DATA IN THIS EXERCISE:
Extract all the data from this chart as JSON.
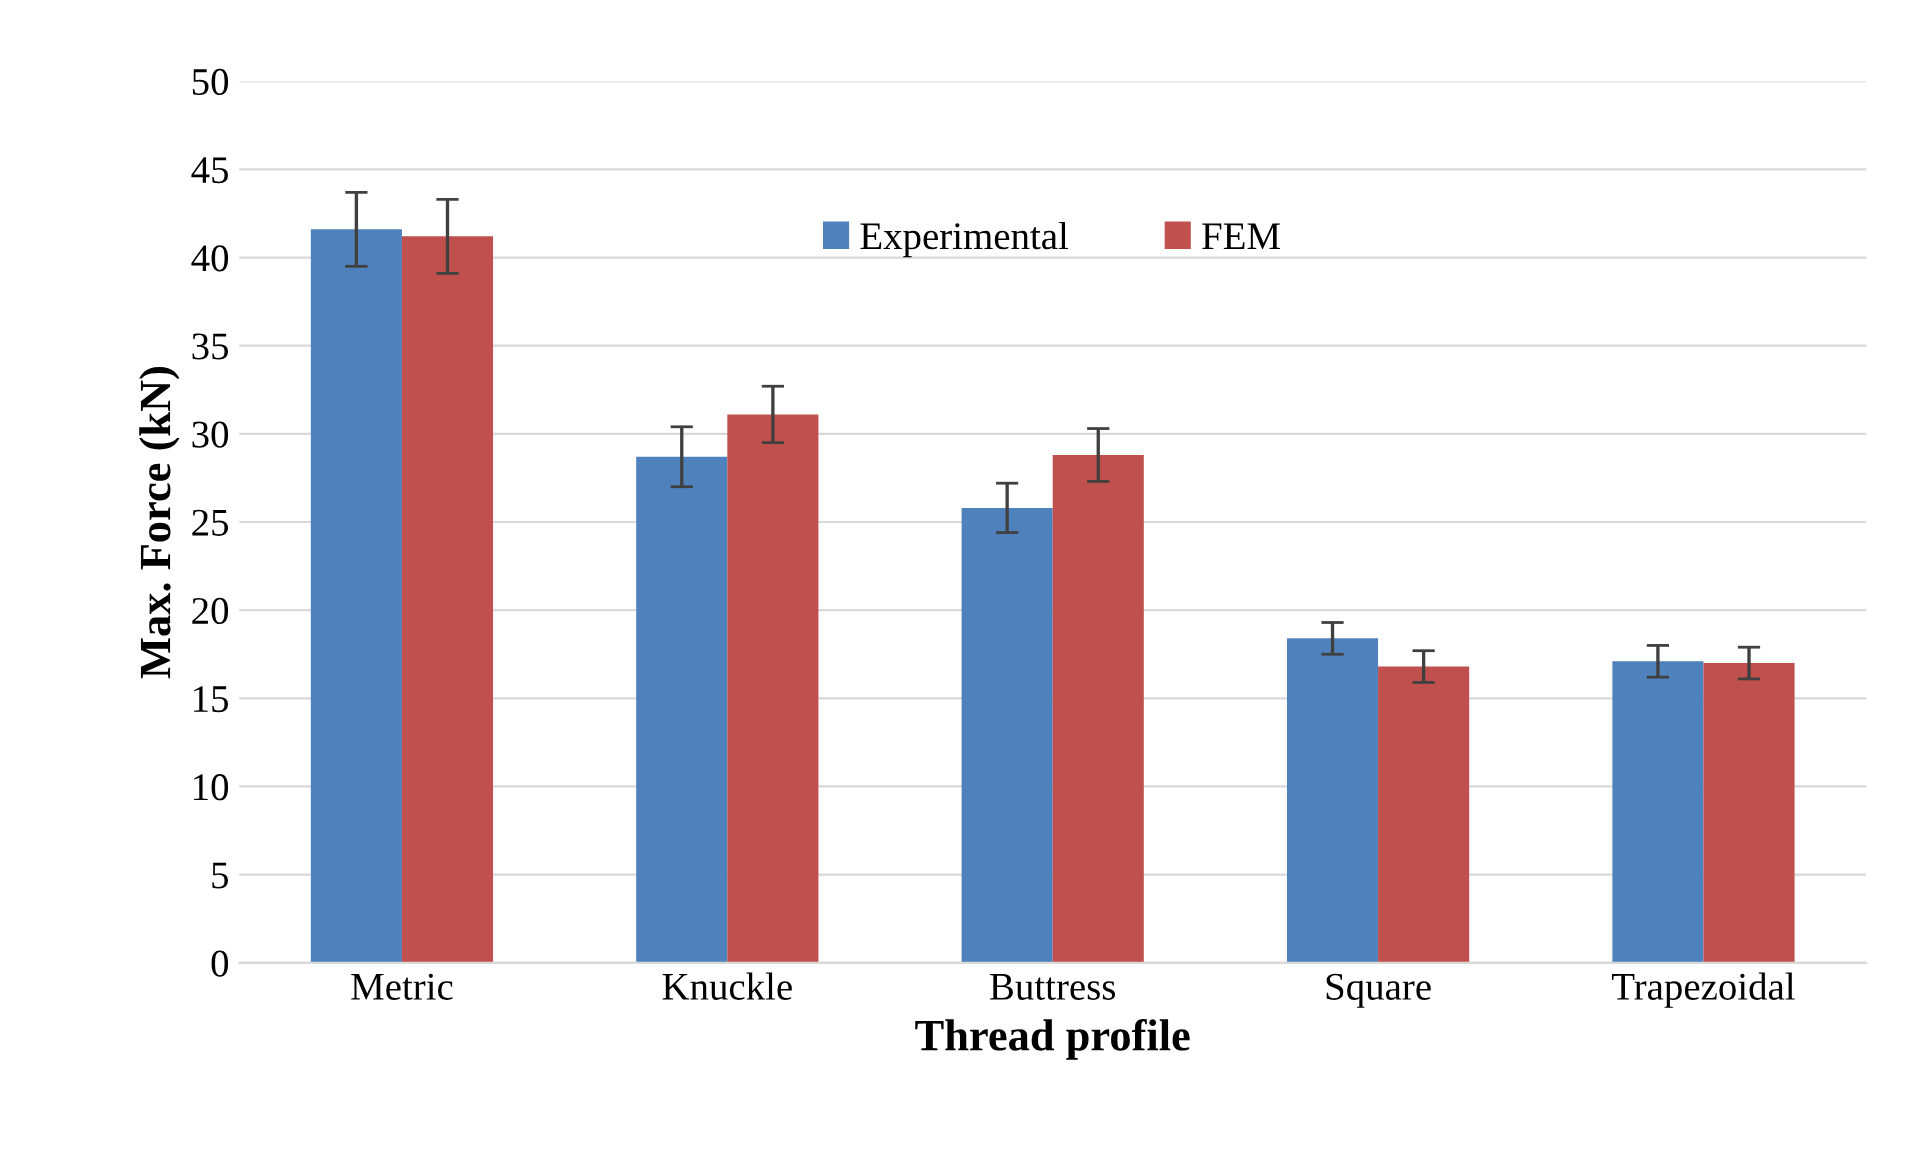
{
  "chart_data": {
    "type": "bar",
    "xlabel": "Thread profile",
    "ylabel": "Max. Force (kN)",
    "categories": [
      "Metric",
      "Knuckle",
      "Buttress",
      "Square",
      "Trapezoidal"
    ],
    "series": [
      {
        "name": "Experimental",
        "color": "#4f81bd",
        "values": [
          41.6,
          28.7,
          25.8,
          18.4,
          17.1
        ],
        "errors": [
          2.1,
          1.7,
          1.4,
          0.9,
          0.9
        ]
      },
      {
        "name": "FEM",
        "color": "#c0504d",
        "values": [
          41.2,
          31.1,
          28.8,
          16.8,
          17.0
        ],
        "errors": [
          2.1,
          1.6,
          1.5,
          0.9,
          0.9
        ]
      }
    ],
    "ylim": [
      0,
      50
    ],
    "yticks": [
      0,
      5,
      10,
      15,
      20,
      25,
      30,
      35,
      40,
      45,
      50
    ],
    "grid": "y",
    "legend": "top"
  }
}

SHORT PROBLEM:
Leave out the pictures and transcribe everything else exactly.

SOLVED PROBLEM:
Extract all the data from this chart as JSON.
{
  "chart_data": {
    "type": "bar",
    "xlabel": "Thread profile",
    "ylabel": "Max. Force (kN)",
    "categories": [
      "Metric",
      "Knuckle",
      "Buttress",
      "Square",
      "Trapezoidal"
    ],
    "series": [
      {
        "name": "Experimental",
        "color": "#4f81bd",
        "values": [
          41.6,
          28.7,
          25.8,
          18.4,
          17.1
        ],
        "errors": [
          2.1,
          1.7,
          1.4,
          0.9,
          0.9
        ]
      },
      {
        "name": "FEM",
        "color": "#c0504d",
        "values": [
          41.2,
          31.1,
          28.8,
          16.8,
          17.0
        ],
        "errors": [
          2.1,
          1.6,
          1.5,
          0.9,
          0.9
        ]
      }
    ],
    "ylim": [
      0,
      50
    ],
    "yticks": [
      0,
      5,
      10,
      15,
      20,
      25,
      30,
      35,
      40,
      45,
      50
    ],
    "grid": "y",
    "legend": "top"
  }
}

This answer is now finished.